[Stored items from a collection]
===============

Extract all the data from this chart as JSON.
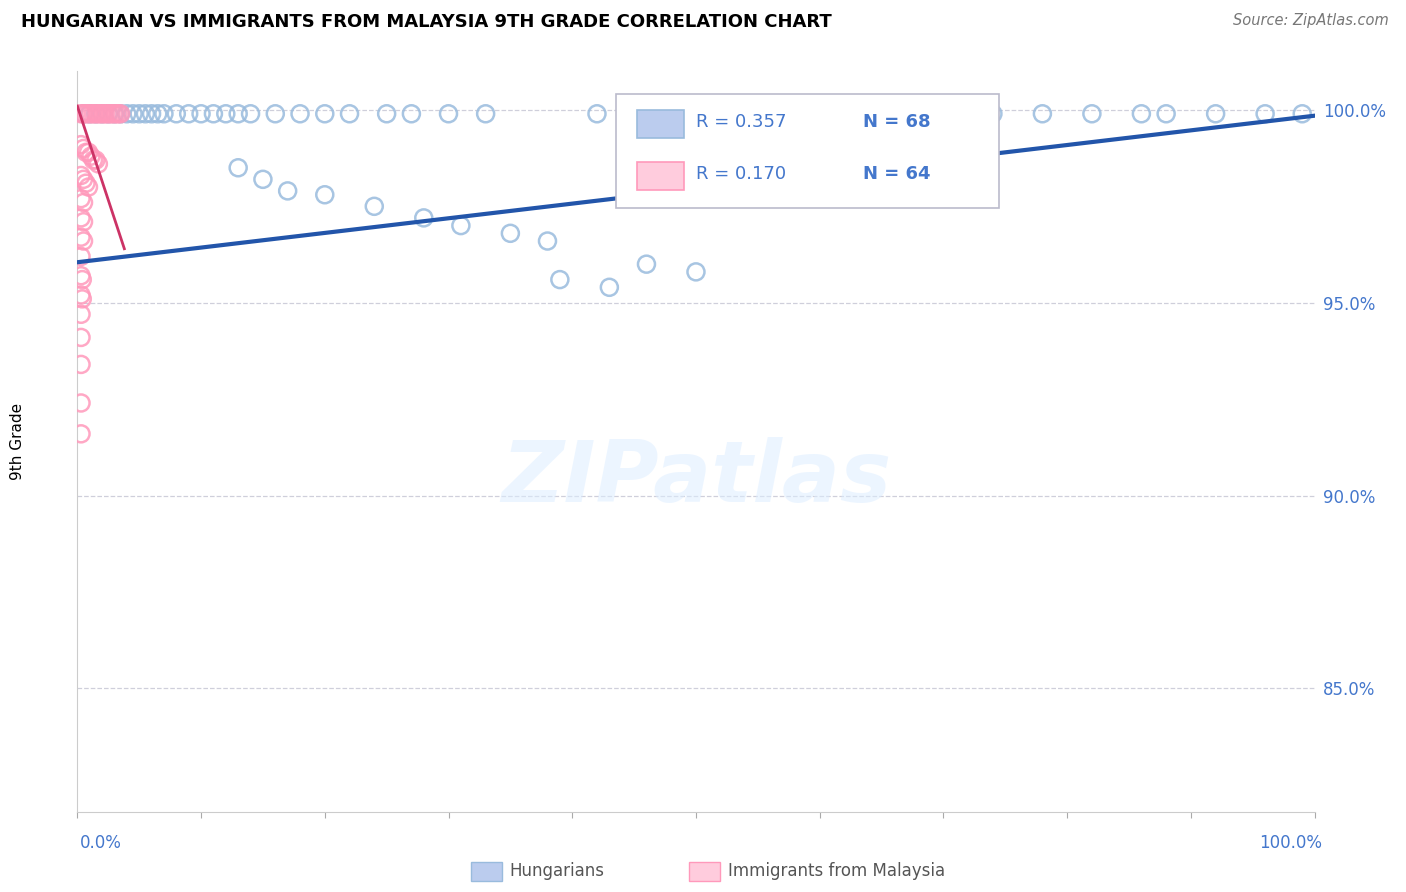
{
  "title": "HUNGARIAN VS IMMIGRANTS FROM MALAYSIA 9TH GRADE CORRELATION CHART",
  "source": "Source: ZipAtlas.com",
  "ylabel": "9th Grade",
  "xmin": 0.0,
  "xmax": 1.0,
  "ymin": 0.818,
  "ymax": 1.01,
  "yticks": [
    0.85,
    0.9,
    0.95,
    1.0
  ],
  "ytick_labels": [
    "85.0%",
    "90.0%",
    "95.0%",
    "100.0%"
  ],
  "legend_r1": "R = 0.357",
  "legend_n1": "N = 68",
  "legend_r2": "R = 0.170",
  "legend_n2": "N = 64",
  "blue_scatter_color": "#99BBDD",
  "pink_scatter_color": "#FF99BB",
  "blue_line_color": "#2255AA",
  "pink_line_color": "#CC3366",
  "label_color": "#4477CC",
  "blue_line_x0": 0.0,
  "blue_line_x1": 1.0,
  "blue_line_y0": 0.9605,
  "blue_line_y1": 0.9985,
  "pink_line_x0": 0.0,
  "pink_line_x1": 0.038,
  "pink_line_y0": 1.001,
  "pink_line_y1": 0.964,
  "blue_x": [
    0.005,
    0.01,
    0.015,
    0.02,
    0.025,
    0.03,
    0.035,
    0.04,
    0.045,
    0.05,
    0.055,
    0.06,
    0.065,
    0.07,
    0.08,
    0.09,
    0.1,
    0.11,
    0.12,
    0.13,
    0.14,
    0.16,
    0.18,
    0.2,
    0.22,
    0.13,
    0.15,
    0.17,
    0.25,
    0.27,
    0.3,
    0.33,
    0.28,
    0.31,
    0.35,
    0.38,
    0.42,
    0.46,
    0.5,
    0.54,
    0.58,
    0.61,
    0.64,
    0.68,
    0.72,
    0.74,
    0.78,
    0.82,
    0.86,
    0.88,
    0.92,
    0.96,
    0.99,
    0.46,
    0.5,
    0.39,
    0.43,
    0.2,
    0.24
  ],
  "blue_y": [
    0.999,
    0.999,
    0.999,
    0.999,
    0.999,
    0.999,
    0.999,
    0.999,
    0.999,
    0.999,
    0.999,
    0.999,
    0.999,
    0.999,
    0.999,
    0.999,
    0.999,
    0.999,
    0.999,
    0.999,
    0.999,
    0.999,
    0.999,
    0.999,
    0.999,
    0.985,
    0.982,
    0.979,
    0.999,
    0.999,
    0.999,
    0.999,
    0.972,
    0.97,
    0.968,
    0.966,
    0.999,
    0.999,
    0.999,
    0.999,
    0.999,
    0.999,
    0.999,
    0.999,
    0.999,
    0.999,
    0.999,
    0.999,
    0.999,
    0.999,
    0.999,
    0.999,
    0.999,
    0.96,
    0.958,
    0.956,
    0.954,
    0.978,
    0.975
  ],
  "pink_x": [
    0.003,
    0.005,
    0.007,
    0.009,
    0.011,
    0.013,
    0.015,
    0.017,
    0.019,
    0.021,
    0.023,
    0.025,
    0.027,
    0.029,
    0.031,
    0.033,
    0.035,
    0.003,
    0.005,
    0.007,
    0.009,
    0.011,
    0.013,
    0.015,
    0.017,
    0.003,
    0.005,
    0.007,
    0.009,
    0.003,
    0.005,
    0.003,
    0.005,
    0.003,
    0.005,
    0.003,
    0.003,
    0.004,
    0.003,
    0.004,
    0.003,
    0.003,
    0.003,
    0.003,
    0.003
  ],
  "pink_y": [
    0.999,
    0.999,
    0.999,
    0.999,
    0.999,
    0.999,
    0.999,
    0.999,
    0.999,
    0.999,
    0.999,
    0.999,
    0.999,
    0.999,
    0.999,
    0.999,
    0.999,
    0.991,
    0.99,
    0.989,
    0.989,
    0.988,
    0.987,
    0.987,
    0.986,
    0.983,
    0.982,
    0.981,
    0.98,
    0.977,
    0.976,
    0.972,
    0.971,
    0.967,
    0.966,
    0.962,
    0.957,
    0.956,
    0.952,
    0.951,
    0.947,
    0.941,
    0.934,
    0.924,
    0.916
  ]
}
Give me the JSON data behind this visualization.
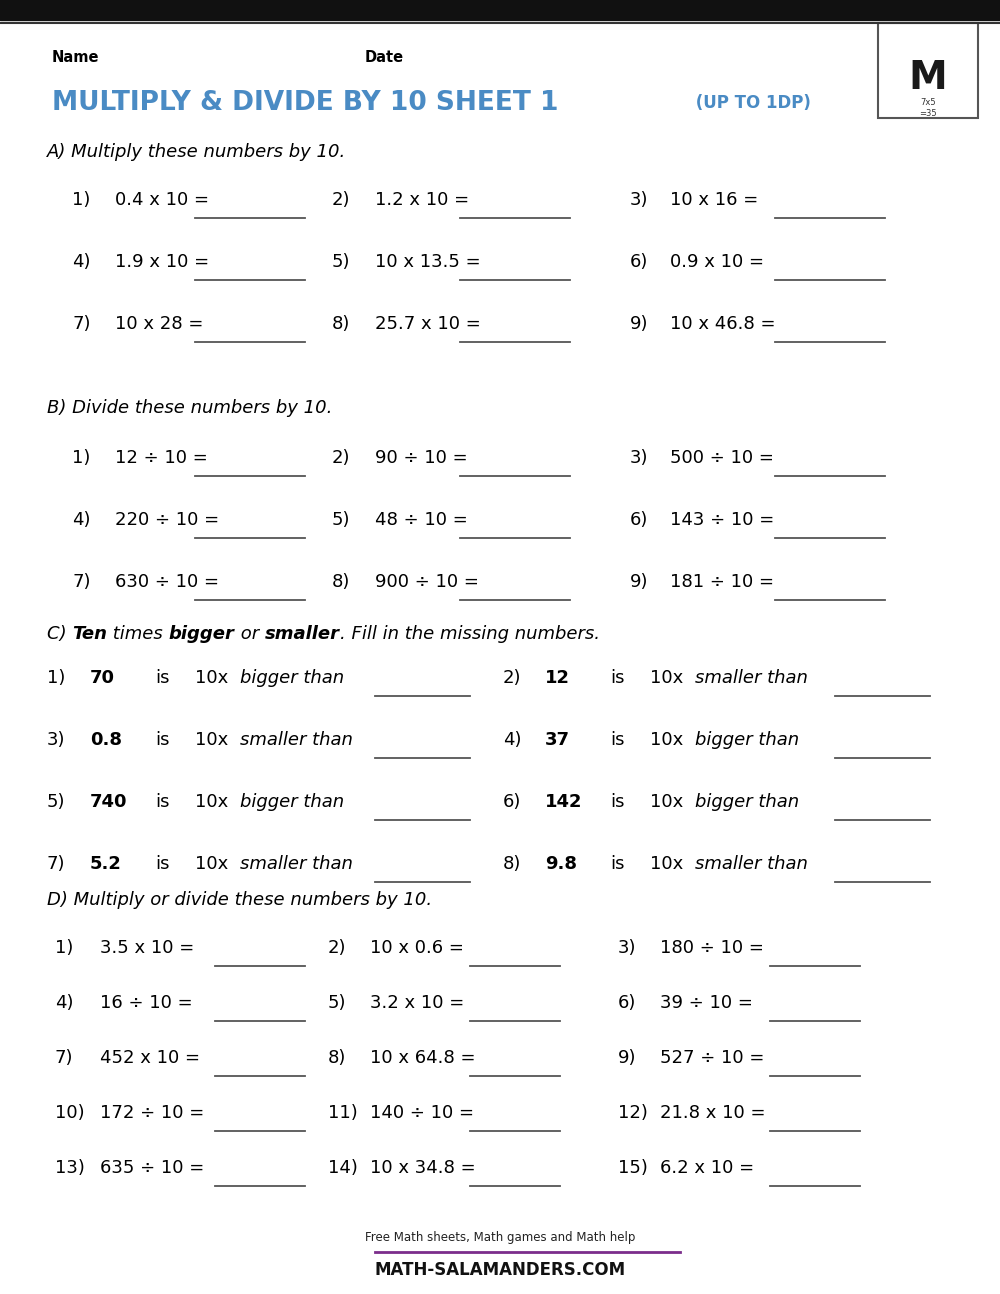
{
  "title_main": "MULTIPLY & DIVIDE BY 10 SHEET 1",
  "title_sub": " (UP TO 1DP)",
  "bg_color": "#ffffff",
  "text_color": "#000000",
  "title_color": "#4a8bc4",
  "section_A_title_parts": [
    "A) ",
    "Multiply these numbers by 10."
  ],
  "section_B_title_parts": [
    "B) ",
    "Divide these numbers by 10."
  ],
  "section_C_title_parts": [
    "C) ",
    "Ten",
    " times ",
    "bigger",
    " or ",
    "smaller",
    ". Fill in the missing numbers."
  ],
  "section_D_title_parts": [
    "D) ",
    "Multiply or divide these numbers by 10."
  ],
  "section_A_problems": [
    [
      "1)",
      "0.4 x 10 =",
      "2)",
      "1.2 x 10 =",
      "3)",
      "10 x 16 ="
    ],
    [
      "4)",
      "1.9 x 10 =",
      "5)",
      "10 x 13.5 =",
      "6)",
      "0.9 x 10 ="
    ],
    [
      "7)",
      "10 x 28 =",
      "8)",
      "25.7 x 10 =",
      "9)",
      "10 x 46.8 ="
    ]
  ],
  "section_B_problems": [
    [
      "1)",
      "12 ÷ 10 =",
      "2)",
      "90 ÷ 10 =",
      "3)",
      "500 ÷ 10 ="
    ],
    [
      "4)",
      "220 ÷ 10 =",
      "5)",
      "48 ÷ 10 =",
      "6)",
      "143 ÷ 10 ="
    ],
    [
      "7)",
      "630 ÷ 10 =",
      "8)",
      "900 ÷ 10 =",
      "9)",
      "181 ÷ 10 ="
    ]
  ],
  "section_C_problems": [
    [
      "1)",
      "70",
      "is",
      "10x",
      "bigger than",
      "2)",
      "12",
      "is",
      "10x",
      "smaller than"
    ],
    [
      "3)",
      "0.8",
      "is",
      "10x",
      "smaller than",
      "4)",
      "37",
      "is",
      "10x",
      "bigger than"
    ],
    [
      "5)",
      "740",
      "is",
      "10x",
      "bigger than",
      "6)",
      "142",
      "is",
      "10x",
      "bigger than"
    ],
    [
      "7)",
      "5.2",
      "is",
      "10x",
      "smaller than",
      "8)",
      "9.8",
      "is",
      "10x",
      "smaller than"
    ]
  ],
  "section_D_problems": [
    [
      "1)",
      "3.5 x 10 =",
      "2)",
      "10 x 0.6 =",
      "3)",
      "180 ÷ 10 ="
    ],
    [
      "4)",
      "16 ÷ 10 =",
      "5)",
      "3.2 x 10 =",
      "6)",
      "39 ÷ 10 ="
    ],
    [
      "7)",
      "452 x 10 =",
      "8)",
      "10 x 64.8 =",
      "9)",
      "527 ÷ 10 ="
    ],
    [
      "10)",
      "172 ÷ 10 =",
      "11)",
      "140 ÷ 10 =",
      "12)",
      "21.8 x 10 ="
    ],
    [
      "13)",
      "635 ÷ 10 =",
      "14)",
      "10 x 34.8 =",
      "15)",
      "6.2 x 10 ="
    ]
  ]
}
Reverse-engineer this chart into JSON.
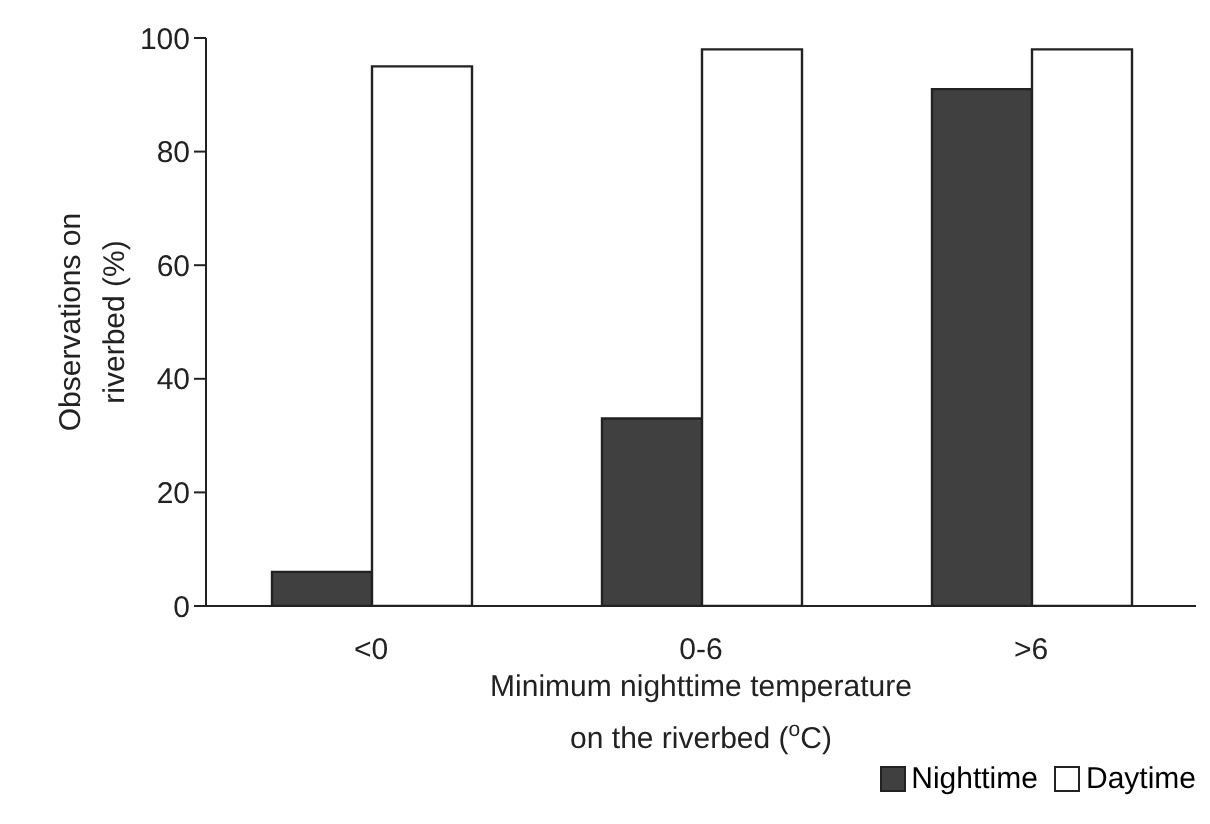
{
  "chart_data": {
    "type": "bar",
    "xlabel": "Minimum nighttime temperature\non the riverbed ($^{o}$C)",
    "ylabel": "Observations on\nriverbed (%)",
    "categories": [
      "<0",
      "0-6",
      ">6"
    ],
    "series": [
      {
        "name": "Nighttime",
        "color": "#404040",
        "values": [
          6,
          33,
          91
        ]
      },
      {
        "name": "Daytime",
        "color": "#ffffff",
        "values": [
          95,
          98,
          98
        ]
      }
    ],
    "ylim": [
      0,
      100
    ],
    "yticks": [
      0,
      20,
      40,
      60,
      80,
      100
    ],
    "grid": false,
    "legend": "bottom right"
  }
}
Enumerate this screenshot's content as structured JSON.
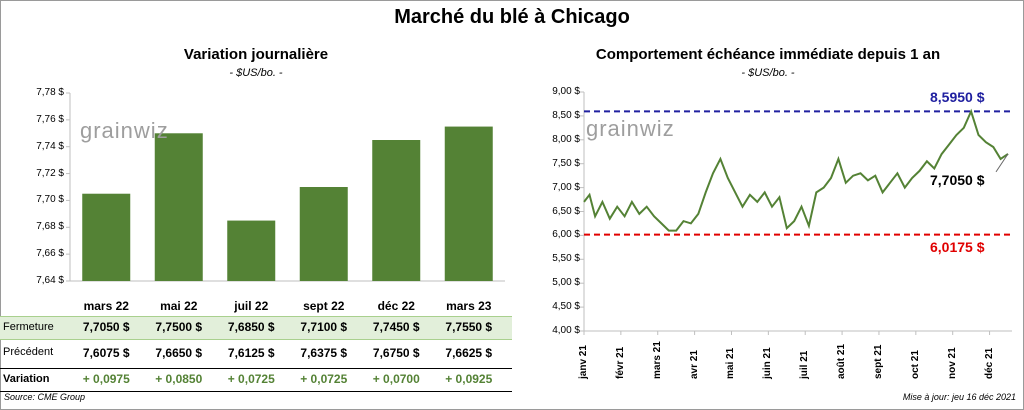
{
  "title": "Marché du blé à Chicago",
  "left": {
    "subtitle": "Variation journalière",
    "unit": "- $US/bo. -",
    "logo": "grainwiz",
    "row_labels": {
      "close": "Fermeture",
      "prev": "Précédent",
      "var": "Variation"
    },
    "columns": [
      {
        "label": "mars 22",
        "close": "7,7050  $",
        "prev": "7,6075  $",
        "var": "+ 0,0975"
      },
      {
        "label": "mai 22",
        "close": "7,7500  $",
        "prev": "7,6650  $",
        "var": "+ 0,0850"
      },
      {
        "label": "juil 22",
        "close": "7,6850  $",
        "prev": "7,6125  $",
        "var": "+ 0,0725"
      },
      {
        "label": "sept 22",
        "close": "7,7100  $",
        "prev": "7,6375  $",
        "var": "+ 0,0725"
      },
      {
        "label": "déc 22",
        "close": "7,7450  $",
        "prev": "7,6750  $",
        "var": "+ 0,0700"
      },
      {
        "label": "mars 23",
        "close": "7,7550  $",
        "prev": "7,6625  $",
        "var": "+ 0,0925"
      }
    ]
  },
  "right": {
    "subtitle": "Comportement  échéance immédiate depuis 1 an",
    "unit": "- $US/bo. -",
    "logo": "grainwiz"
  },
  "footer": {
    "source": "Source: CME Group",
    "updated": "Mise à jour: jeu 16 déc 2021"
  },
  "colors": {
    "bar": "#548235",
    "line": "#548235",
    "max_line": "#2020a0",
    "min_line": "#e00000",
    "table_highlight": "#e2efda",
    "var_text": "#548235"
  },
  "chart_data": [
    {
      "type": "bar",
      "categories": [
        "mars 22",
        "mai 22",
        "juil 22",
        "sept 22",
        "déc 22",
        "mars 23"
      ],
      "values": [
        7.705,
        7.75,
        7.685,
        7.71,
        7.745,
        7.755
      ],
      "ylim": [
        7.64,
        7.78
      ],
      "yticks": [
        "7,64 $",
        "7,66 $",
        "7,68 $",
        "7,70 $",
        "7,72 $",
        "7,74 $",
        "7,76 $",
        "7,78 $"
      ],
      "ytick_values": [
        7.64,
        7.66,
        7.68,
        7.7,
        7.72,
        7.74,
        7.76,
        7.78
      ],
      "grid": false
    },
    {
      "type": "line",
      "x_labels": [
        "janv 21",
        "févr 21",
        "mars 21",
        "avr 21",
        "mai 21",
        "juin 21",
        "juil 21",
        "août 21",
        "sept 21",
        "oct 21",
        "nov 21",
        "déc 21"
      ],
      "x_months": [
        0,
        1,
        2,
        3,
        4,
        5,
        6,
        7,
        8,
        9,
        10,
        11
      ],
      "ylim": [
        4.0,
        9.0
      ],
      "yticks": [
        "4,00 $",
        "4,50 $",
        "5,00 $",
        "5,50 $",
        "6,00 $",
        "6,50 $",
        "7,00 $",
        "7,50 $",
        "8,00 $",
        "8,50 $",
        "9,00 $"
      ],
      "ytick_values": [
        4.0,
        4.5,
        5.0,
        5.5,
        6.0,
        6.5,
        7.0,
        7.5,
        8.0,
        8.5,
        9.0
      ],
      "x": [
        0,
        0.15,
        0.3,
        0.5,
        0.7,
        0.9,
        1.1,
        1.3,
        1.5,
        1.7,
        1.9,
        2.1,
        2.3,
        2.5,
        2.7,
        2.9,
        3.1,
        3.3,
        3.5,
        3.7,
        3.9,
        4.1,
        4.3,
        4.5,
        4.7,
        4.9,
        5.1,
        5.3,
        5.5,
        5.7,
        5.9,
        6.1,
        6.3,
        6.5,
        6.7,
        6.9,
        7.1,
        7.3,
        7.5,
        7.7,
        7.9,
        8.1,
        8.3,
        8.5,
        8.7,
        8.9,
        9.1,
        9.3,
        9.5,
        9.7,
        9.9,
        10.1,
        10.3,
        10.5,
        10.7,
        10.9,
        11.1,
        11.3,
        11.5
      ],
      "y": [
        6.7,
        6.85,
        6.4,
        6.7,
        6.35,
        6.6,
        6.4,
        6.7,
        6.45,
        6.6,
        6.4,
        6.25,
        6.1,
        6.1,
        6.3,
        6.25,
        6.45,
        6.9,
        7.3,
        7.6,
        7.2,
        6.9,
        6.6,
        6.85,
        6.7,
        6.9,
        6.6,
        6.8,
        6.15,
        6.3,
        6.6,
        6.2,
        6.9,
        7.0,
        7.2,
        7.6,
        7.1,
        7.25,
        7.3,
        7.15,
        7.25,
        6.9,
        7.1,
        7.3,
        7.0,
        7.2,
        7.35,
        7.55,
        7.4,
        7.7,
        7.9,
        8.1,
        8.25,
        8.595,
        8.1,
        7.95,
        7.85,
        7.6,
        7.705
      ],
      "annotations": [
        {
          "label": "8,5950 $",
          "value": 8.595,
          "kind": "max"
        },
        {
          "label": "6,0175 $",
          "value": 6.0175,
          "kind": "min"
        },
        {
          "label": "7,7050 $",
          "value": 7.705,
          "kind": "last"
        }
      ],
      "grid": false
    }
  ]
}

===============

> Stated problem: Write out every line of the preceding listing that contains "source".

> Result:
  "source": "Source: ZipAtlas.com",
    "source": "Source: CME Group",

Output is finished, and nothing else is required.